━━ Dataset content

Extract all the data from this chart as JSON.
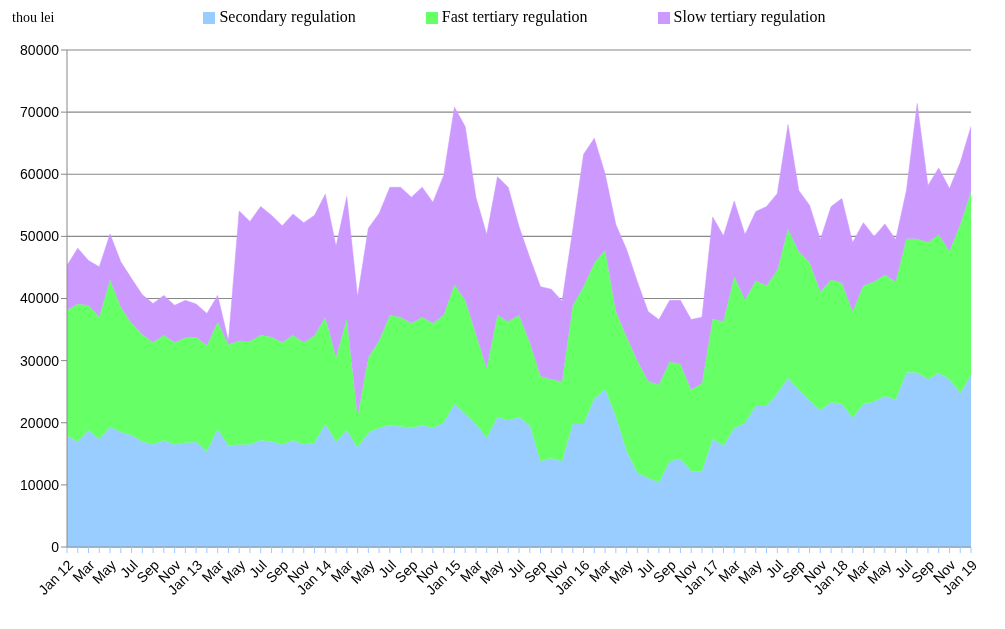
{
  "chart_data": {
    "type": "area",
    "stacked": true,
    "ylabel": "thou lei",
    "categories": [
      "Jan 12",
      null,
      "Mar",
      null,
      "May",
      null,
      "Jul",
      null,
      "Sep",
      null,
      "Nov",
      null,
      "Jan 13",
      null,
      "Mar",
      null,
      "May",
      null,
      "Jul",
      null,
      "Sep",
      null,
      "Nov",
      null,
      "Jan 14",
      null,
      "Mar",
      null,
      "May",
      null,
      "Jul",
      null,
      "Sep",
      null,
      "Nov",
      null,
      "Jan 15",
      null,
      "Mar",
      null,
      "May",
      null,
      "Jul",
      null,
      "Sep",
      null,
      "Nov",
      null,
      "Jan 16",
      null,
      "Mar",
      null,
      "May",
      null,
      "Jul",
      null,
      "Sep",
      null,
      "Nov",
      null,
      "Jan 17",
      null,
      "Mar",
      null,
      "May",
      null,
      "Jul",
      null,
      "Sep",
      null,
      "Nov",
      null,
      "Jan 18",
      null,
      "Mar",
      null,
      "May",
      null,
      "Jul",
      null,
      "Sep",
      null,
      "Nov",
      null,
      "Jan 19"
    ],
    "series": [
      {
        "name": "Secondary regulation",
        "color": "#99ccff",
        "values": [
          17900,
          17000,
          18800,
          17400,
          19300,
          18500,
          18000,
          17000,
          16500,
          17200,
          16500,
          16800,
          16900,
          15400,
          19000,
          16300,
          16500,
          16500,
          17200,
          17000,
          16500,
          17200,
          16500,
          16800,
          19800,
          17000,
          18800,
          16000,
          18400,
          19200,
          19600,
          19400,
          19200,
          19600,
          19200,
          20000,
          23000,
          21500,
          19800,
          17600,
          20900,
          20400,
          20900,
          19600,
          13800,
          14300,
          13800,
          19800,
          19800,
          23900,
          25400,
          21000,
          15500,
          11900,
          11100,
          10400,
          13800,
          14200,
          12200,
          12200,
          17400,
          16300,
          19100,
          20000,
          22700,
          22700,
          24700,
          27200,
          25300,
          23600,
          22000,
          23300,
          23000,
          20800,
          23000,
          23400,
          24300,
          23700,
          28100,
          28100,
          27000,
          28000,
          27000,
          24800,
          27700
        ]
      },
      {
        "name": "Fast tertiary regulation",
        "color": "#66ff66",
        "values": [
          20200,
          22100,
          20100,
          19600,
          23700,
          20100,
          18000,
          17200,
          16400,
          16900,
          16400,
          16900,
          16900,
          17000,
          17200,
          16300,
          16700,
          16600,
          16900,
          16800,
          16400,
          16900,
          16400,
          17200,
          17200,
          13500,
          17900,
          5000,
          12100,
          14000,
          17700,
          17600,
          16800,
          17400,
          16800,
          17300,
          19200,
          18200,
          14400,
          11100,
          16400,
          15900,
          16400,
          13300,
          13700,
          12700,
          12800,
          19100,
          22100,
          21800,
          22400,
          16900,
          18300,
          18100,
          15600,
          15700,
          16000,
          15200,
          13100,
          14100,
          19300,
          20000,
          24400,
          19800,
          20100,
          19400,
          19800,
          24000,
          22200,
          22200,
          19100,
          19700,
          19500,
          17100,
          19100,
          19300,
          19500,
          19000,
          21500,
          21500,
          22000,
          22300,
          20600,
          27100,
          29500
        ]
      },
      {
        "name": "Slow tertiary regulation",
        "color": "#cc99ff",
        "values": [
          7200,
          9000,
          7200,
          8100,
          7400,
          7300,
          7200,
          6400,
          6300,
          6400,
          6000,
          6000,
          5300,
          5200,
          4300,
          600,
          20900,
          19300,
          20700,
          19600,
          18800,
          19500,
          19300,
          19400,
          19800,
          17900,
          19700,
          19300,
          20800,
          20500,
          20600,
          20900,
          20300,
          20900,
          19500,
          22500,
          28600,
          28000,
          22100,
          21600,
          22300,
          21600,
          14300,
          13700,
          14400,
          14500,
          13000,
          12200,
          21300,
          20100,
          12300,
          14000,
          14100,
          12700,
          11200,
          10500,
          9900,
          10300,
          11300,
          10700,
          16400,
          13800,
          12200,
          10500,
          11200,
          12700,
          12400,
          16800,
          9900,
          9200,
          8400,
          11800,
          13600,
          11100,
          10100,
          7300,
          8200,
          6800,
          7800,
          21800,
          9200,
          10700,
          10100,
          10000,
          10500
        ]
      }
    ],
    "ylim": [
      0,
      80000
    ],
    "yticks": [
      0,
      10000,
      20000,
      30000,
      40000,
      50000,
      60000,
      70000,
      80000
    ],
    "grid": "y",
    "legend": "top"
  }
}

━━━━

= Your objective =
Copy the listing exactly. Any image in it stays out of the copy.

= Answer to the task =
Extract all the data from this chart as JSON.
{
  "chart_data": {
    "type": "area",
    "stacked": true,
    "ylabel": "thou lei",
    "categories": [
      "Jan 12",
      null,
      "Mar",
      null,
      "May",
      null,
      "Jul",
      null,
      "Sep",
      null,
      "Nov",
      null,
      "Jan 13",
      null,
      "Mar",
      null,
      "May",
      null,
      "Jul",
      null,
      "Sep",
      null,
      "Nov",
      null,
      "Jan 14",
      null,
      "Mar",
      null,
      "May",
      null,
      "Jul",
      null,
      "Sep",
      null,
      "Nov",
      null,
      "Jan 15",
      null,
      "Mar",
      null,
      "May",
      null,
      "Jul",
      null,
      "Sep",
      null,
      "Nov",
      null,
      "Jan 16",
      null,
      "Mar",
      null,
      "May",
      null,
      "Jul",
      null,
      "Sep",
      null,
      "Nov",
      null,
      "Jan 17",
      null,
      "Mar",
      null,
      "May",
      null,
      "Jul",
      null,
      "Sep",
      null,
      "Nov",
      null,
      "Jan 18",
      null,
      "Mar",
      null,
      "May",
      null,
      "Jul",
      null,
      "Sep",
      null,
      "Nov",
      null,
      "Jan 19"
    ],
    "series": [
      {
        "name": "Secondary regulation",
        "color": "#99ccff",
        "values": [
          17900,
          17000,
          18800,
          17400,
          19300,
          18500,
          18000,
          17000,
          16500,
          17200,
          16500,
          16800,
          16900,
          15400,
          19000,
          16300,
          16500,
          16500,
          17200,
          17000,
          16500,
          17200,
          16500,
          16800,
          19800,
          17000,
          18800,
          16000,
          18400,
          19200,
          19600,
          19400,
          19200,
          19600,
          19200,
          20000,
          23000,
          21500,
          19800,
          17600,
          20900,
          20400,
          20900,
          19600,
          13800,
          14300,
          13800,
          19800,
          19800,
          23900,
          25400,
          21000,
          15500,
          11900,
          11100,
          10400,
          13800,
          14200,
          12200,
          12200,
          17400,
          16300,
          19100,
          20000,
          22700,
          22700,
          24700,
          27200,
          25300,
          23600,
          22000,
          23300,
          23000,
          20800,
          23000,
          23400,
          24300,
          23700,
          28100,
          28100,
          27000,
          28000,
          27000,
          24800,
          27700
        ]
      },
      {
        "name": "Fast tertiary regulation",
        "color": "#66ff66",
        "values": [
          20200,
          22100,
          20100,
          19600,
          23700,
          20100,
          18000,
          17200,
          16400,
          16900,
          16400,
          16900,
          16900,
          17000,
          17200,
          16300,
          16700,
          16600,
          16900,
          16800,
          16400,
          16900,
          16400,
          17200,
          17200,
          13500,
          17900,
          5000,
          12100,
          14000,
          17700,
          17600,
          16800,
          17400,
          16800,
          17300,
          19200,
          18200,
          14400,
          11100,
          16400,
          15900,
          16400,
          13300,
          13700,
          12700,
          12800,
          19100,
          22100,
          21800,
          22400,
          16900,
          18300,
          18100,
          15600,
          15700,
          16000,
          15200,
          13100,
          14100,
          19300,
          20000,
          24400,
          19800,
          20100,
          19400,
          19800,
          24000,
          22200,
          22200,
          19100,
          19700,
          19500,
          17100,
          19100,
          19300,
          19500,
          19000,
          21500,
          21500,
          22000,
          22300,
          20600,
          27100,
          29500
        ]
      },
      {
        "name": "Slow tertiary regulation",
        "color": "#cc99ff",
        "values": [
          7200,
          9000,
          7200,
          8100,
          7400,
          7300,
          7200,
          6400,
          6300,
          6400,
          6000,
          6000,
          5300,
          5200,
          4300,
          600,
          20900,
          19300,
          20700,
          19600,
          18800,
          19500,
          19300,
          19400,
          19800,
          17900,
          19700,
          19300,
          20800,
          20500,
          20600,
          20900,
          20300,
          20900,
          19500,
          22500,
          28600,
          28000,
          22100,
          21600,
          22300,
          21600,
          14300,
          13700,
          14400,
          14500,
          13000,
          12200,
          21300,
          20100,
          12300,
          14000,
          14100,
          12700,
          11200,
          10500,
          9900,
          10300,
          11300,
          10700,
          16400,
          13800,
          12200,
          10500,
          11200,
          12700,
          12400,
          16800,
          9900,
          9200,
          8400,
          11800,
          13600,
          11100,
          10100,
          7300,
          8200,
          6800,
          7800,
          21800,
          9200,
          10700,
          10100,
          10000,
          10500
        ]
      }
    ],
    "ylim": [
      0,
      80000
    ],
    "yticks": [
      0,
      10000,
      20000,
      30000,
      40000,
      50000,
      60000,
      70000,
      80000
    ],
    "grid": "y",
    "legend": "top"
  }
}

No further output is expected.